> Short task
Scan the records for the word "dice". Copy each line that includes it.

> Input rows
Begin

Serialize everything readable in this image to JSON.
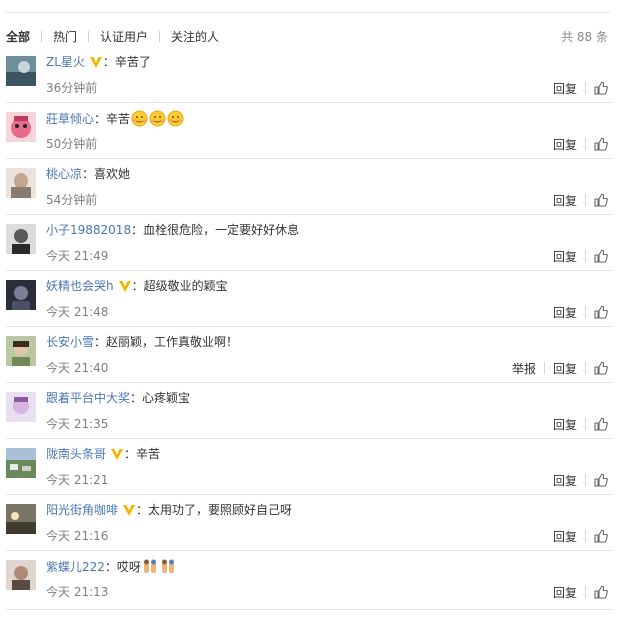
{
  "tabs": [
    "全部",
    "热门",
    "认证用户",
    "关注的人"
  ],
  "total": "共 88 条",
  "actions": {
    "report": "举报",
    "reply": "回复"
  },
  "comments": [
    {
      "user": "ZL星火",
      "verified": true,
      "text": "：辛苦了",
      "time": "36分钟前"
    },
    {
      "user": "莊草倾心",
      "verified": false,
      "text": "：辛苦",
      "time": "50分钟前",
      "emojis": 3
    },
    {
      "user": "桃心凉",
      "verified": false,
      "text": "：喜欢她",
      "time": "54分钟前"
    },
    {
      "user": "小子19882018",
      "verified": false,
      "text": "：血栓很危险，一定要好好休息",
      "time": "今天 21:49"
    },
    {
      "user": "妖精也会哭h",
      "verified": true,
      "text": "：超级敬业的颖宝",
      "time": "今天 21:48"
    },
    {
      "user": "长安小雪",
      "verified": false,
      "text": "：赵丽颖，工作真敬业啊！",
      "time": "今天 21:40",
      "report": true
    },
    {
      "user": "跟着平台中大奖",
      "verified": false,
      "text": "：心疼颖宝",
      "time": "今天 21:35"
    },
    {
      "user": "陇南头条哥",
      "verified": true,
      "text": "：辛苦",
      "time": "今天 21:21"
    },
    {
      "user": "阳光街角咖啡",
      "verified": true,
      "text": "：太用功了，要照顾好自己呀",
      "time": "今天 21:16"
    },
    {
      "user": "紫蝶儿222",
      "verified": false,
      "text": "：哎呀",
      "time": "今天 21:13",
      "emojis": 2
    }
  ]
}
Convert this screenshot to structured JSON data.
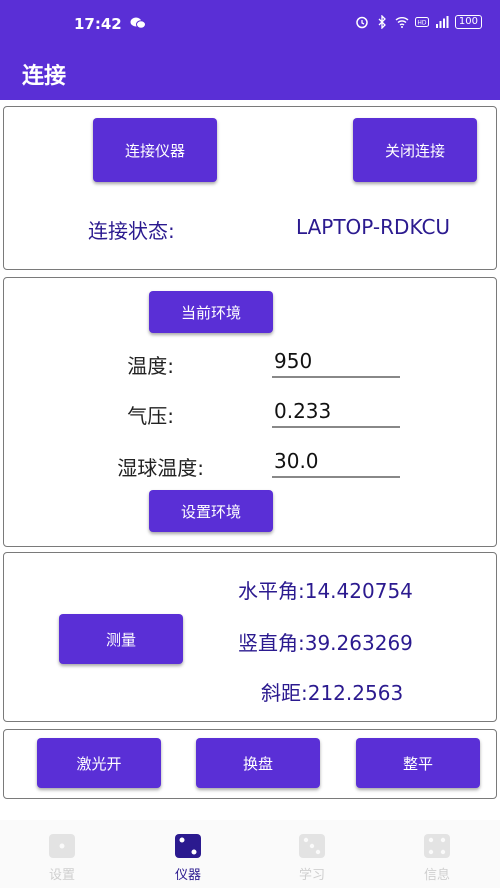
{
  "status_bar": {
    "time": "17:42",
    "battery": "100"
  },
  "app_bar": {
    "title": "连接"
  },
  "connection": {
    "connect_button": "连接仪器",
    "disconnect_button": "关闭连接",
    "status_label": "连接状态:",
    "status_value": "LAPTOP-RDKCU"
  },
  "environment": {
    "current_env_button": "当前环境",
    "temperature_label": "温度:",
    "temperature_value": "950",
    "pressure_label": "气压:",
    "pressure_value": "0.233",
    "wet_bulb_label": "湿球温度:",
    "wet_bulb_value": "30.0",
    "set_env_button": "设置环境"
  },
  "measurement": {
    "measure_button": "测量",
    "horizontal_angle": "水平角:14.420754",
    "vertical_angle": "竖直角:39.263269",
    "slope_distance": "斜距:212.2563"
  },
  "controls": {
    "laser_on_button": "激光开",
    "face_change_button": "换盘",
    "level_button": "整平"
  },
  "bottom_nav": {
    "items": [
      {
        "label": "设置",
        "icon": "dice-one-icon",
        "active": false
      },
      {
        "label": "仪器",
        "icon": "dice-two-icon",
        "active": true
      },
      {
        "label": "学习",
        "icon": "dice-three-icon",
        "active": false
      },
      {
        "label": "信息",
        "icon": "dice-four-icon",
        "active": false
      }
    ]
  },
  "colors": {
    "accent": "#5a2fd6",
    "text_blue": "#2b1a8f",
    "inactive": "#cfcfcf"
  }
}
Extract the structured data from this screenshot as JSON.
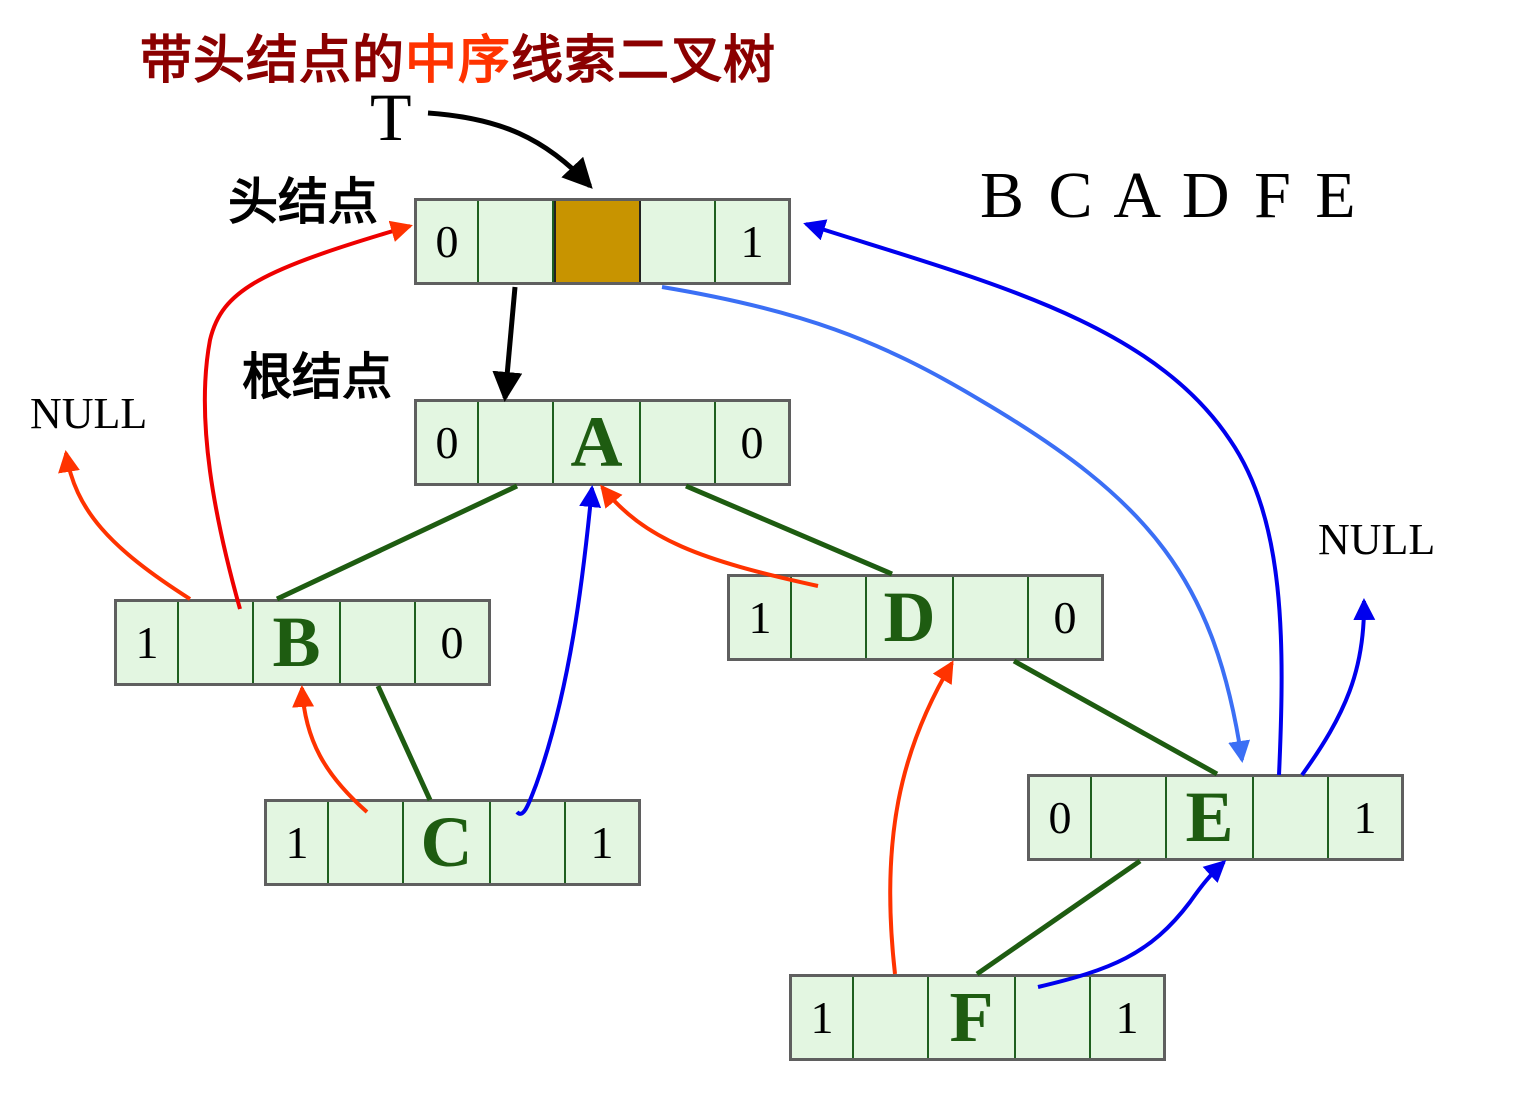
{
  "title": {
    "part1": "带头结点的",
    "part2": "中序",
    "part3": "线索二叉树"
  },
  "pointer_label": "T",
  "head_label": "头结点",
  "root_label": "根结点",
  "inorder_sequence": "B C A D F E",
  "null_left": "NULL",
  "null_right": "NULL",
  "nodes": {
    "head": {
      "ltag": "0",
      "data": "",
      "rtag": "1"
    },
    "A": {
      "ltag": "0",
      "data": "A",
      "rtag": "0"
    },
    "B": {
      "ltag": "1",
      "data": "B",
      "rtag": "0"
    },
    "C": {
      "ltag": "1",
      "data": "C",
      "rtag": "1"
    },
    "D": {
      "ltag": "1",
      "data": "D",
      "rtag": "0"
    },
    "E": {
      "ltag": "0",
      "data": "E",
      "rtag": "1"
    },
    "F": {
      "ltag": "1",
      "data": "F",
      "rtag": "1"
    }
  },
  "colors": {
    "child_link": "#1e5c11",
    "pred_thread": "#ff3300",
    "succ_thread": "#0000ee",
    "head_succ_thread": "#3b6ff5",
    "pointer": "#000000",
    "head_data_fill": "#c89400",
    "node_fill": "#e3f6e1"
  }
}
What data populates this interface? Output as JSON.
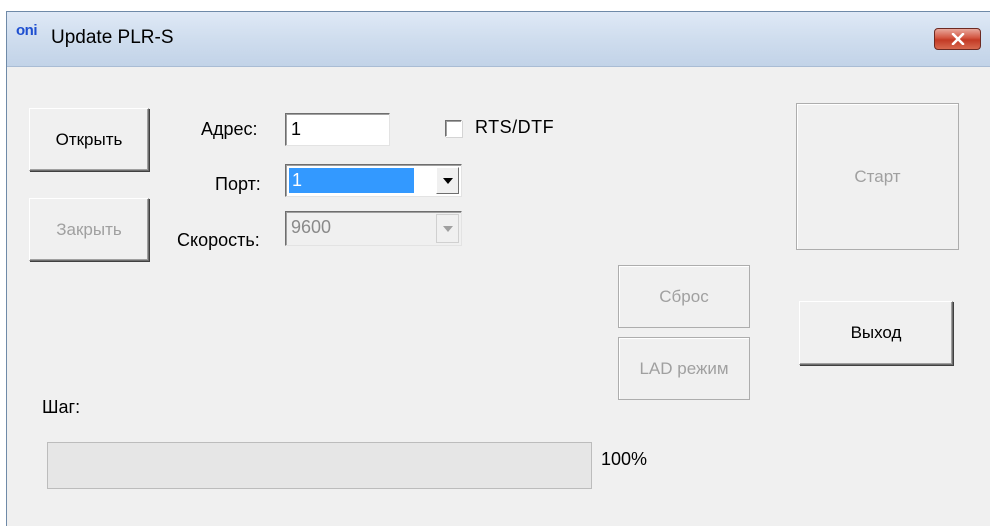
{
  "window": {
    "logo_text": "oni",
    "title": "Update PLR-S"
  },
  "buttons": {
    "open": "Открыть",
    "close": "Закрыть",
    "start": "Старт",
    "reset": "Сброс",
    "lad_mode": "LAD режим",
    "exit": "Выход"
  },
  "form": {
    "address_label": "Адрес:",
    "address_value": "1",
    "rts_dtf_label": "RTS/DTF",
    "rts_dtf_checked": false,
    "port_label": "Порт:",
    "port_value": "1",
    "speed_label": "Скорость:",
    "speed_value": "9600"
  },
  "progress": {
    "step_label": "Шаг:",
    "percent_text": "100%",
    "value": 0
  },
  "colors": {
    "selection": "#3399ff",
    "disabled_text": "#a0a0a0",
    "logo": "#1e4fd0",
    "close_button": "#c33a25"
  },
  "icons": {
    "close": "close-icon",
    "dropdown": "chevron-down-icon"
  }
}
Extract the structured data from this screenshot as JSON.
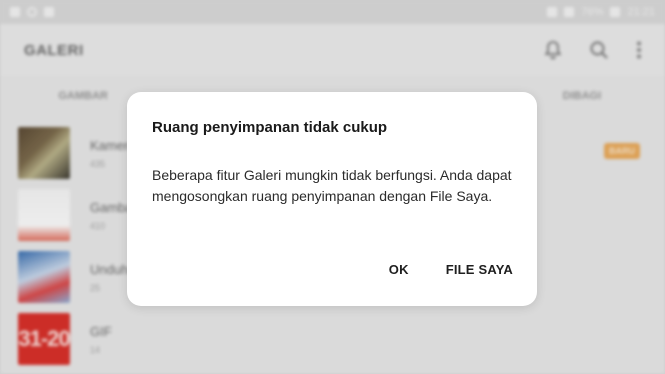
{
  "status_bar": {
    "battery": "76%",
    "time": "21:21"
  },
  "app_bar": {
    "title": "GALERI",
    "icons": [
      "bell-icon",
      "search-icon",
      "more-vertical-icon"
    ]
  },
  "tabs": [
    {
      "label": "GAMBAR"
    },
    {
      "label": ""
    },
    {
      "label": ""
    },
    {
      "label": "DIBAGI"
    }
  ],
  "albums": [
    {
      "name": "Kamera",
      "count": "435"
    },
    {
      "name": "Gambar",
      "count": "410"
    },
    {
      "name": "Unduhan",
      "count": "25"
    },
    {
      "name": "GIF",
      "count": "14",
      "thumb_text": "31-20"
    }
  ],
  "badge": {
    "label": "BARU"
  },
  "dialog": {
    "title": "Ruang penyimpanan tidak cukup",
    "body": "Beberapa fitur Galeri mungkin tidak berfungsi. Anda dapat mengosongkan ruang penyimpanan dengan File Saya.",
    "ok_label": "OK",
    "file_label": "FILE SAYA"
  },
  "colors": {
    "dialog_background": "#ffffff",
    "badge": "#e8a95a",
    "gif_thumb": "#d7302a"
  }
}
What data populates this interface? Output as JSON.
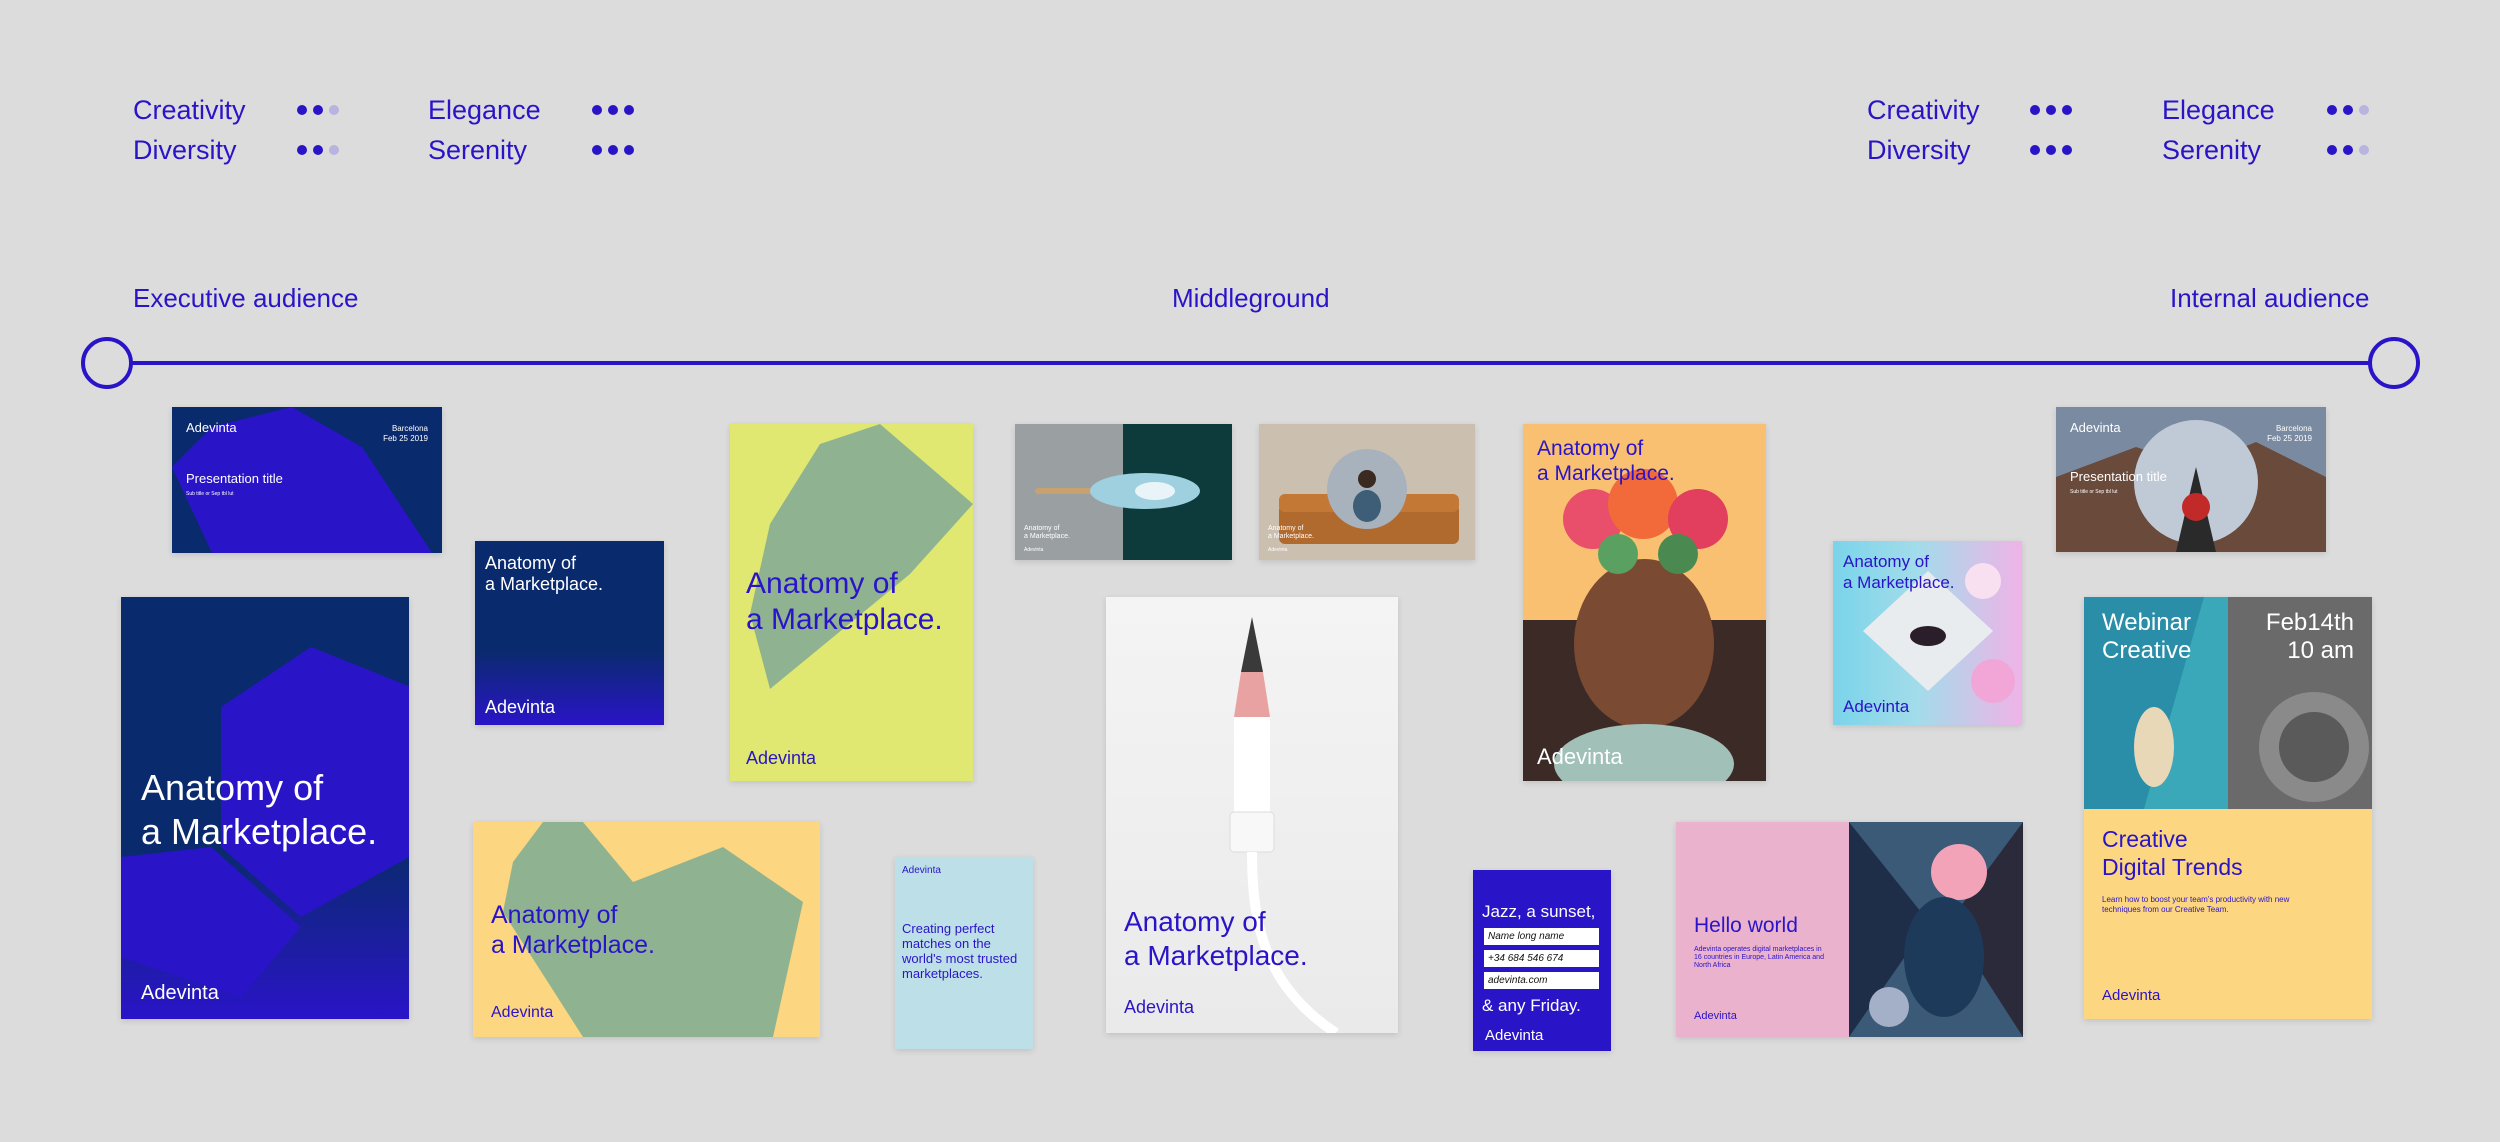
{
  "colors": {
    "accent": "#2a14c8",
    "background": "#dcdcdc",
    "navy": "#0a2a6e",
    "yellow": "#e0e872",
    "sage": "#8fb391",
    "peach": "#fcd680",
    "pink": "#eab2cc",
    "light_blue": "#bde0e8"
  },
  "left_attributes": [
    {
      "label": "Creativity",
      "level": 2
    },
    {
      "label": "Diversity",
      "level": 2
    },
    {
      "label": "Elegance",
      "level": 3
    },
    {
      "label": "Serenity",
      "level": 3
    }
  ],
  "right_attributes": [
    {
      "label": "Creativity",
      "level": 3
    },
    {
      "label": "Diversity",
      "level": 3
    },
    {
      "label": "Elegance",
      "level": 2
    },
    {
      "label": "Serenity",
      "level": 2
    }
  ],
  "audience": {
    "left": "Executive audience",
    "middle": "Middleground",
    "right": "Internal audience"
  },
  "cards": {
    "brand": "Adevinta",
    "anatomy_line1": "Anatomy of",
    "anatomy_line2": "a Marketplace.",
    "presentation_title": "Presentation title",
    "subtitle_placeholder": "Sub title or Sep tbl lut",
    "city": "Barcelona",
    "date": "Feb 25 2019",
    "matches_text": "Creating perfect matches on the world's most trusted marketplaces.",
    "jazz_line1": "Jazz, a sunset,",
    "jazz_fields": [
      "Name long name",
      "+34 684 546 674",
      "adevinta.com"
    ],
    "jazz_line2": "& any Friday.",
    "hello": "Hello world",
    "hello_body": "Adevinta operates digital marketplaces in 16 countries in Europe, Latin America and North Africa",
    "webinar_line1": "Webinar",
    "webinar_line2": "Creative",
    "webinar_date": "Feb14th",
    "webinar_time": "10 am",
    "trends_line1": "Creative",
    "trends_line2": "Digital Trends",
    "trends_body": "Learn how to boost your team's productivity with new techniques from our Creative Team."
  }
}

End

> Written solution
        "icon": "dice-one-icon",
        "icon": "dice-two-icon",
        "icon": "dice-three-icon",
        "icon": "dice-four-icon",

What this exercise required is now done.